• SHORT EXERCISE
Convert every line of the records below into a Markdown table with the columns Row and Record text. Number each line in Row, omit blank lines, and leave the pictures out.

• RAW DATA
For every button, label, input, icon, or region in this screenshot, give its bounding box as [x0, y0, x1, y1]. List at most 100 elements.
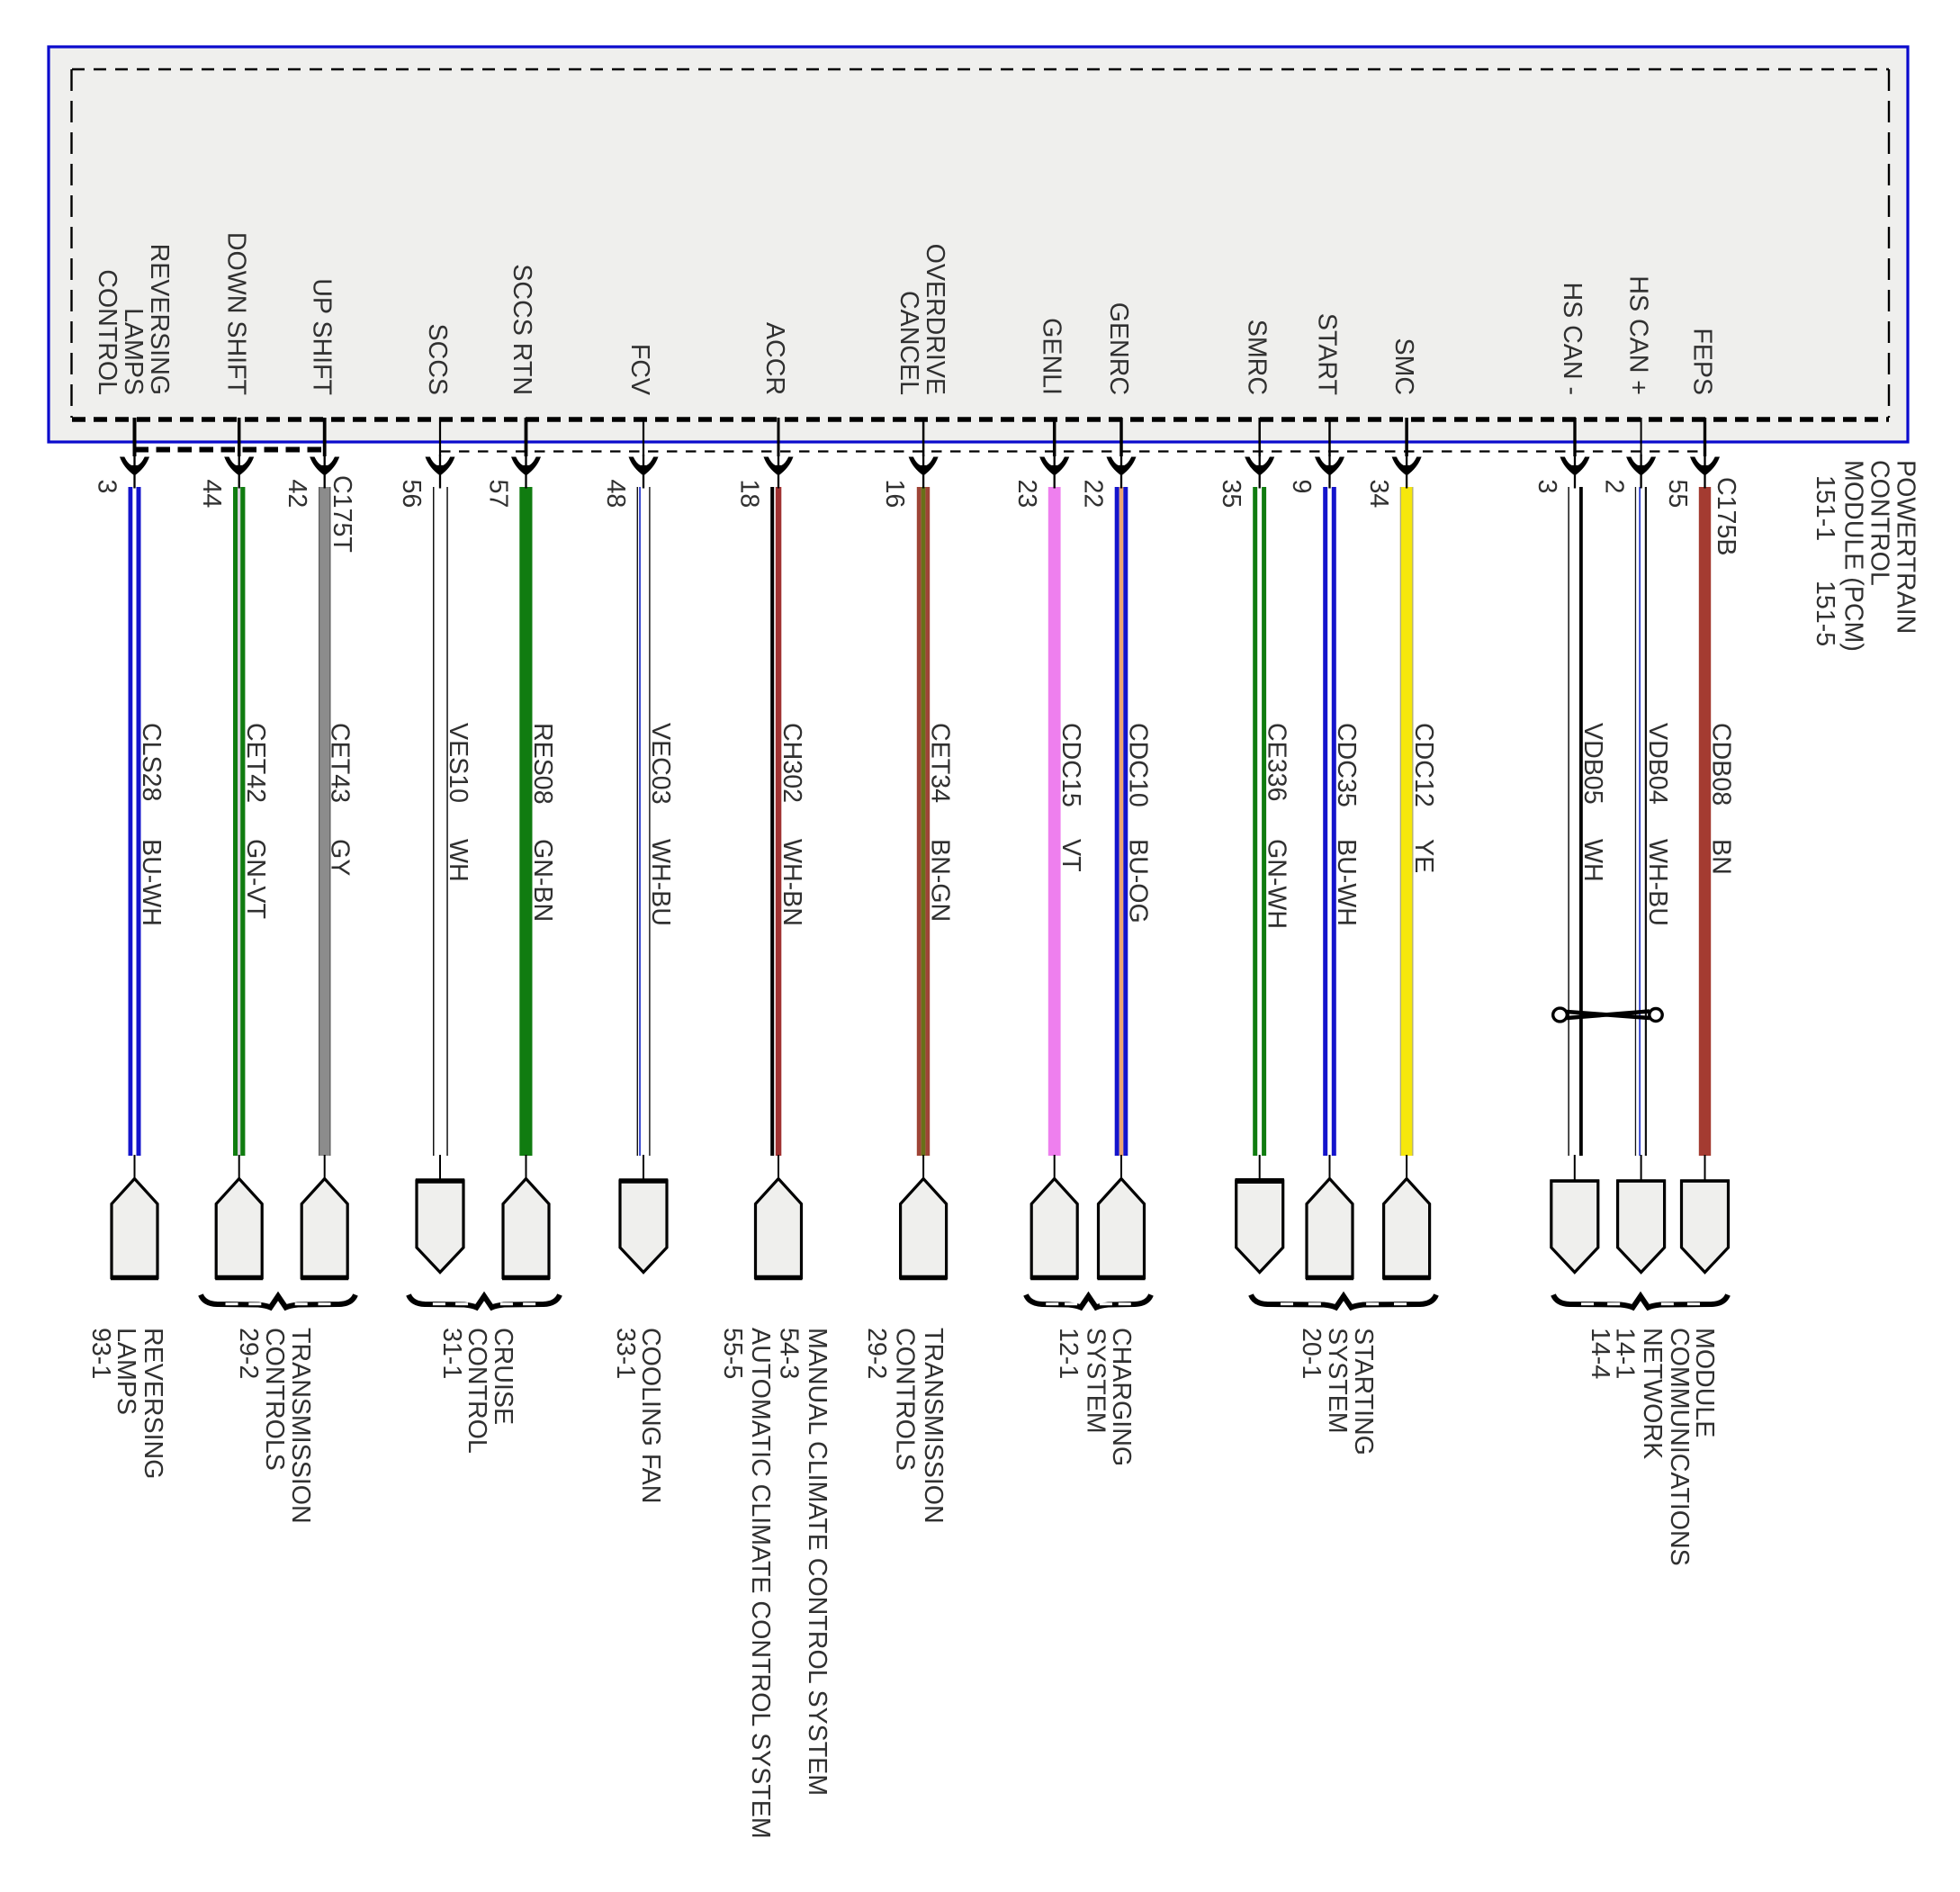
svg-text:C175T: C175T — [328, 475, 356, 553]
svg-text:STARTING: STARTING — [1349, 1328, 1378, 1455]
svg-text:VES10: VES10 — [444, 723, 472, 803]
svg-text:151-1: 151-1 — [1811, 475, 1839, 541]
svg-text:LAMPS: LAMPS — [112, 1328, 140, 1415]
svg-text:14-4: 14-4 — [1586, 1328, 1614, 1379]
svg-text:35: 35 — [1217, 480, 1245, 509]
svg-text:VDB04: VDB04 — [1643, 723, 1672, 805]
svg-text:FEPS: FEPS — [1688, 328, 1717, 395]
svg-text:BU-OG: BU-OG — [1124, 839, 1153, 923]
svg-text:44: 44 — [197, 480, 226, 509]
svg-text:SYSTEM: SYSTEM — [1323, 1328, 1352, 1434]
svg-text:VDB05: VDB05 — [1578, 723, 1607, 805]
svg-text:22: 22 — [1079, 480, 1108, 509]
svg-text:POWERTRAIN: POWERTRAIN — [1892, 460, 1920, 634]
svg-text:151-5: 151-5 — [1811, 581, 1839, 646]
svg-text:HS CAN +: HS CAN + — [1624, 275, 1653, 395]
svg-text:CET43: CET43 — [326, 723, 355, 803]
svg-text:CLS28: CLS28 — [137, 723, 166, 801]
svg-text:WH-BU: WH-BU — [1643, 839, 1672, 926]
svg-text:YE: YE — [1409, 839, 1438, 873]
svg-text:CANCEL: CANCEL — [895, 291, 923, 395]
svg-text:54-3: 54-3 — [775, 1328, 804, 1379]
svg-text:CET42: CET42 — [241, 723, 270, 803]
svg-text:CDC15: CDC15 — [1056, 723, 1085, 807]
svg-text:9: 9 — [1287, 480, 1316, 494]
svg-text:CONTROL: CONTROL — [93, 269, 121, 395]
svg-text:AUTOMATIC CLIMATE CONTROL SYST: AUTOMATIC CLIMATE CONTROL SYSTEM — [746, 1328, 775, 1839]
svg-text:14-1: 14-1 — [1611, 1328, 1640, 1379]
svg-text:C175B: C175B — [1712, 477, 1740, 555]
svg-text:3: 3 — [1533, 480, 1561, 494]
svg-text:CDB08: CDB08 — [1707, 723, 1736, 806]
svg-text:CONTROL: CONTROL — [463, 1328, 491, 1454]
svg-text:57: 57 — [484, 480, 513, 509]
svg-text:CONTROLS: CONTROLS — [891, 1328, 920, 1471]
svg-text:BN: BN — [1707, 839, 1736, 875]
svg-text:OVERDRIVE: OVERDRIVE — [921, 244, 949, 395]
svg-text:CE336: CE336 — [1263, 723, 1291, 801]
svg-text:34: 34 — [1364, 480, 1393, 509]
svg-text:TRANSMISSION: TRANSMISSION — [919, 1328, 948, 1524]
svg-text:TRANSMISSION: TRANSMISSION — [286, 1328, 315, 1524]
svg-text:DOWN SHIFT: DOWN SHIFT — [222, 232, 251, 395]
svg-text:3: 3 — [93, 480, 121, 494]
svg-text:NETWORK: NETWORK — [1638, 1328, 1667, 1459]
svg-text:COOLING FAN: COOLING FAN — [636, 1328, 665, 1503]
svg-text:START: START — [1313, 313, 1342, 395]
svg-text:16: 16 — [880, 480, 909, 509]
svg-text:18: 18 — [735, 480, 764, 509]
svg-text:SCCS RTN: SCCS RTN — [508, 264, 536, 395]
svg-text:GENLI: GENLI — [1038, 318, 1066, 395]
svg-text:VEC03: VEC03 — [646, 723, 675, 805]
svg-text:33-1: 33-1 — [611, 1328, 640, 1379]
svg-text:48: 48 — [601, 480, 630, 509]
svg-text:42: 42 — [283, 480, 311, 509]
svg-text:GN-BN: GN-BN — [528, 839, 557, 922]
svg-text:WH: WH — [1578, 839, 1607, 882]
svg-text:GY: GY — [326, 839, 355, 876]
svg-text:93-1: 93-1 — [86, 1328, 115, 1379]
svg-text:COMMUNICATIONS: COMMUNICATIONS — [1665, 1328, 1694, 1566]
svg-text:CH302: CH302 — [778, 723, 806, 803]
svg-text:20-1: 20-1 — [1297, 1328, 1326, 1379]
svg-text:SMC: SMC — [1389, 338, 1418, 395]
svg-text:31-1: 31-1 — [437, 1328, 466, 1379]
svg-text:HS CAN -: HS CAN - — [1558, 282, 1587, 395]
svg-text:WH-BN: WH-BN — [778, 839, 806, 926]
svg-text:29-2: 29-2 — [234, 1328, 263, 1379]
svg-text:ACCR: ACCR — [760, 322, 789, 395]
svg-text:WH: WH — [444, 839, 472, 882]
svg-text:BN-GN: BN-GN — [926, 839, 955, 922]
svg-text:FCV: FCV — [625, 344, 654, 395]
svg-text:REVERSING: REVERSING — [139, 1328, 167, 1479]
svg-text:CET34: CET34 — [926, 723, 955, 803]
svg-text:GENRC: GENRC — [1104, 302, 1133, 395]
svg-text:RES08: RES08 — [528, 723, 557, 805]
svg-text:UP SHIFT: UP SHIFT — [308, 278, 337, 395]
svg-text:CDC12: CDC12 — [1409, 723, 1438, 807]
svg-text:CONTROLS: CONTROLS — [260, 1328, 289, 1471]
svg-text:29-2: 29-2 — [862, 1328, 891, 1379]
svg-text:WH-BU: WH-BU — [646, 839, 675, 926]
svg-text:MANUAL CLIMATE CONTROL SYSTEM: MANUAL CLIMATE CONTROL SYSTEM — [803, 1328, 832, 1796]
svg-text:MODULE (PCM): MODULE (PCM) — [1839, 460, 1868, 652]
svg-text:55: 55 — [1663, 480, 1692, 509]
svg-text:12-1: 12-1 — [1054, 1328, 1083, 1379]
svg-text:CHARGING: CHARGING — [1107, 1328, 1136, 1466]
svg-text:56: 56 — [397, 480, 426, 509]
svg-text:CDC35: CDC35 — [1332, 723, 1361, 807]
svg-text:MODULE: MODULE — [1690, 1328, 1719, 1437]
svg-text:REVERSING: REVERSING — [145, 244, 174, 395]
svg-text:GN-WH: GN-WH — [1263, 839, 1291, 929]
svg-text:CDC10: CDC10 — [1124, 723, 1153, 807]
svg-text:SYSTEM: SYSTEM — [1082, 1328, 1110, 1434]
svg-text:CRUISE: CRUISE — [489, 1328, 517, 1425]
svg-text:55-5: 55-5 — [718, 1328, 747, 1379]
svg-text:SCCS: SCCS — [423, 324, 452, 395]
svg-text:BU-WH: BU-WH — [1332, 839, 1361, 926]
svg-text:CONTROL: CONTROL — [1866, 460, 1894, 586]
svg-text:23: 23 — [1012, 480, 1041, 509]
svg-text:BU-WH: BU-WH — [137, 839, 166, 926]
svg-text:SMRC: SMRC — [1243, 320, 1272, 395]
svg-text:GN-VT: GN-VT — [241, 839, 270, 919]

• OUTPUT OF THE TASK
| Row | Record text |
|---|---|
| 1 | For every button, label, input, icon, or region in this screenshot, give its bounding box as [x0, y0, x1, y1]. List at most 100 elements. |
| 2 | svg-text:C175T: C175T — [328, 475, 356, 553] |
| 3 | svg-text:STARTING: STARTING — [1349, 1328, 1378, 1455] |
| 4 | svg-text:VES10: VES10 — [444, 723, 472, 803] |
| 5 | svg-text:151-1: 151-1 — [1811, 475, 1839, 541] |
| 6 | svg-text:LAMPS: LAMPS — [112, 1328, 140, 1415] |
| 7 | svg-text:14-4: 14-4 — [1586, 1328, 1614, 1379] |
| 8 | svg-text:35: 35 — [1217, 480, 1245, 509] |
| 9 | svg-text:VDB04: VDB04 — [1643, 723, 1672, 805] |
| 10 | svg-text:FEPS: FEPS — [1688, 328, 1717, 395] |
| 11 | svg-text:BU-OG: BU-OG — [1124, 839, 1153, 923] |
| 12 | svg-text:44: 44 — [197, 480, 226, 509] |
| 13 | svg-text:SYSTEM: SYSTEM — [1323, 1328, 1352, 1434] |
| 14 | svg-text:VDB05: VDB05 — [1578, 723, 1607, 805] |
| 15 | svg-text:22: 22 — [1079, 480, 1108, 509] |
| 16 | svg-text:POWERTRAIN: POWERTRAIN — [1892, 460, 1920, 634] |
| 17 | svg-text:151-5: 151-5 — [1811, 581, 1839, 646] |
| 18 | svg-text:HS CAN +: HS CAN + — [1624, 275, 1653, 395] |
| 19 | svg-text:CET43: CET43 — [326, 723, 355, 803] |
| 20 | svg-text:CLS28: CLS28 — [137, 723, 166, 801] |
| 21 | svg-text:WH-BU: WH-BU — [1643, 839, 1672, 926] |
| 22 | svg-text:YE: YE — [1409, 839, 1438, 873] |
| 23 | svg-text:CANCEL: CANCEL — [895, 291, 923, 395] |
| 24 | svg-text:54-3: 54-3 — [775, 1328, 804, 1379] |
| 25 | svg-text:CET42: CET42 — [241, 723, 270, 803] |
| 26 | svg-text:CDC15: CDC15 — [1056, 723, 1085, 807] |
| 27 | svg-text:9: 9 — [1287, 480, 1316, 494] |
| 28 | svg-text:CONTROL: CONTROL — [93, 269, 121, 395] |
| 29 | svg-text:AUTOMATIC CLIMATE CONTROL SYST: AUTOMATIC CLIMATE CONTROL SYSTEM — [746, 1328, 775, 1839] |
| 30 | svg-text:14-1: 14-1 — [1611, 1328, 1640, 1379] |
| 31 | svg-text:C175B: C175B — [1712, 477, 1740, 555] |
| 32 | svg-text:3: 3 — [1533, 480, 1561, 494] |
| 33 | svg-text:CDB08: CDB08 — [1707, 723, 1736, 806] |
| 34 | svg-text:CONTROL: CONTROL — [463, 1328, 491, 1454] |
| 35 | svg-text:57: 57 — [484, 480, 513, 509] |
| 36 | svg-text:CONTROLS: CONTROLS — [891, 1328, 920, 1471] |
| 37 | svg-text:BN: BN — [1707, 839, 1736, 875] |
| 38 | svg-text:OVERDRIVE: OVERDRIVE — [921, 244, 949, 395] |
| 39 | svg-text:CE336: CE336 — [1263, 723, 1291, 801] |
| 40 | svg-text:34: 34 — [1364, 480, 1393, 509] |
| 41 | svg-text:TRANSMISSION: TRANSMISSION — [919, 1328, 948, 1524] |
| 42 | svg-text:TRANSMISSION: TRANSMISSION — [286, 1328, 315, 1524] |
| 43 | svg-text:DOWN SHIFT: DOWN SHIFT — [222, 232, 251, 395] |
| 44 | svg-text:3: 3 — [93, 480, 121, 494] |
| 45 | svg-text:NETWORK: NETWORK — [1638, 1328, 1667, 1459] |
| 46 | svg-text:COOLING FAN: COOLING FAN — [636, 1328, 665, 1503] |
| 47 | svg-text:START: START — [1313, 313, 1342, 395] |
| 48 | svg-text:16: 16 — [880, 480, 909, 509] |
| 49 | svg-text:18: 18 — [735, 480, 764, 509] |
| 50 | svg-text:SCCS RTN: SCCS RTN — [508, 264, 536, 395] |
| 51 | svg-text:GENLI: GENLI — [1038, 318, 1066, 395] |
| 52 | svg-text:VEC03: VEC03 — [646, 723, 675, 805] |
| 53 | svg-text:33-1: 33-1 — [611, 1328, 640, 1379] |
| 54 | svg-text:48: 48 — [601, 480, 630, 509] |
| 55 | svg-text:42: 42 — [283, 480, 311, 509] |
| 56 | svg-text:GN-BN: GN-BN — [528, 839, 557, 922] |
| 57 | svg-text:WH: WH — [1578, 839, 1607, 882] |
| 58 | svg-text:GY: GY — [326, 839, 355, 876] |
| 59 | svg-text:93-1: 93-1 — [86, 1328, 115, 1379] |
| 60 | svg-text:COMMUNICATIONS: COMMUNICATIONS — [1665, 1328, 1694, 1566] |
| 61 | svg-text:CH302: CH302 — [778, 723, 806, 803] |
| 62 | svg-text:20-1: 20-1 — [1297, 1328, 1326, 1379] |
| 63 | svg-text:SMC: SMC — [1389, 338, 1418, 395] |
| 64 | svg-text:31-1: 31-1 — [437, 1328, 466, 1379] |
| 65 | svg-text:HS CAN -: HS CAN - — [1558, 282, 1587, 395] |
| 66 | svg-text:WH-BN: WH-BN — [778, 839, 806, 926] |
| 67 | svg-text:29-2: 29-2 — [234, 1328, 263, 1379] |
| 68 | svg-text:ACCR: ACCR — [760, 322, 789, 395] |
| 69 | svg-text:WH: WH — [444, 839, 472, 882] |
| 70 | svg-text:BN-GN: BN-GN — [926, 839, 955, 922] |
| 71 | svg-text:FCV: FCV — [625, 344, 654, 395] |
| 72 | svg-text:REVERSING: REVERSING — [139, 1328, 167, 1479] |
| 73 | svg-text:CET34: CET34 — [926, 723, 955, 803] |
| 74 | svg-text:GENRC: GENRC — [1104, 302, 1133, 395] |
| 75 | svg-text:RES08: RES08 — [528, 723, 557, 805] |
| 76 | svg-text:UP SHIFT: UP SHIFT — [308, 278, 337, 395] |
| 77 | svg-text:CDC12: CDC12 — [1409, 723, 1438, 807] |
| 78 | svg-text:CONTROLS: CONTROLS — [260, 1328, 289, 1471] |
| 79 | svg-text:29-2: 29-2 — [862, 1328, 891, 1379] |
| 80 | svg-text:WH-BU: WH-BU — [646, 839, 675, 926] |
| 81 | svg-text:MANUAL CLIMATE CONTROL SYSTEM: MANUAL CLIMATE CONTROL SYSTEM — [803, 1328, 832, 1796] |
| 82 | svg-text:MODULE (PCM): MODULE (PCM) — [1839, 460, 1868, 652] |
| 83 | svg-text:55: 55 — [1663, 480, 1692, 509] |
| 84 | svg-text:12-1: 12-1 — [1054, 1328, 1083, 1379] |
| 85 | svg-text:CHARGING: CHARGING — [1107, 1328, 1136, 1466] |
| 86 | svg-text:56: 56 — [397, 480, 426, 509] |
| 87 | svg-text:CDC35: CDC35 — [1332, 723, 1361, 807] |
| 88 | svg-text:MODULE: MODULE — [1690, 1328, 1719, 1437] |
| 89 | svg-text:REVERSING: REVERSING — [145, 244, 174, 395] |
| 90 | svg-text:GN-WH: GN-WH — [1263, 839, 1291, 929] |
| 91 | svg-text:CDC10: CDC10 — [1124, 723, 1153, 807] |
| 92 | svg-text:SYSTEM: SYSTEM — [1082, 1328, 1110, 1434] |
| 93 | svg-text:CRUISE: CRUISE — [489, 1328, 517, 1425] |
| 94 | svg-text:55-5: 55-5 — [718, 1328, 747, 1379] |
| 95 | svg-text:SCCS: SCCS — [423, 324, 452, 395] |
| 96 | svg-text:BU-WH: BU-WH — [1332, 839, 1361, 926] |
| 97 | svg-text:CONTROL: CONTROL — [1866, 460, 1894, 586] |
| 98 | svg-text:23: 23 — [1012, 480, 1041, 509] |
| 99 | svg-text:BU-WH: BU-WH — [137, 839, 166, 926] |
| 100 | svg-text:SMRC: SMRC — [1243, 320, 1272, 395] |
| 101 | svg-text:GN-VT: GN-VT — [241, 839, 270, 919] |